→ **Exercise requirements**:
Under this task are some entries; return every one of them exactly.

→ **Recorded data**:
________________________

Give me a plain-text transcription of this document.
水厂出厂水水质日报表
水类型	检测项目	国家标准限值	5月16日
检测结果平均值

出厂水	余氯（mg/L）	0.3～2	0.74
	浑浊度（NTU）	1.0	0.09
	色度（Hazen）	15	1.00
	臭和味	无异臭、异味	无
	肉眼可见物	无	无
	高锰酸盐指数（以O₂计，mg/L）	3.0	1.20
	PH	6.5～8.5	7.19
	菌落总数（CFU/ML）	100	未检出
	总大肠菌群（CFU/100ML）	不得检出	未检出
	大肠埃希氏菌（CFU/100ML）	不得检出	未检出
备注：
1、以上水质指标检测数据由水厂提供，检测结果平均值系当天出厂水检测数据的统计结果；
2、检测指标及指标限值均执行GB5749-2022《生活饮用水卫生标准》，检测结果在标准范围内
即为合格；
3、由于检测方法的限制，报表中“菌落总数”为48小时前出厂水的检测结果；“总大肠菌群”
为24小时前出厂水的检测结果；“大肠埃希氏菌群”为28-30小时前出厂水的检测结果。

________________________

→ **Final result**:
Give me a plain-text transcription of this document.
水厂出厂水水质日报表
水类型	检测项目	国家标准限值	5月16日
检测结果平均值

出厂水	余氯（mg/L）	0.3～2	0.74
	浑浊度（NTU）	1.0	0.09
	色度（Hazen）	15	1.00
	臭和味	无异臭、异味	无
	肉眼可见物	无	无
	高锰酸盐指数（以O₂计，mg/L）	3.0	1.20
	PH	6.5～8.5	7.19
	菌落总数（CFU/ML）	100	未检出
	总大肠菌群（CFU/100ML）	不得检出	未检出
	大肠埃希氏菌（CFU/100ML）	不得检出	未检出
备注：
1、以上水质指标检测数据由水厂提供，检测结果平均值系当天出厂水检测数据的统计结果；
2、检测指标及指标限值均执行GB5749-2022《生活饮用水卫生标准》，检测结果在标准范围内
即为合格；
3、由于检测方法的限制，报表中“菌落总数”为48小时前出厂水的检测结果；“总大肠菌群”
为24小时前出厂水的检测结果；“大肠埃希氏菌群”为28-30小时前出厂水的检测结果。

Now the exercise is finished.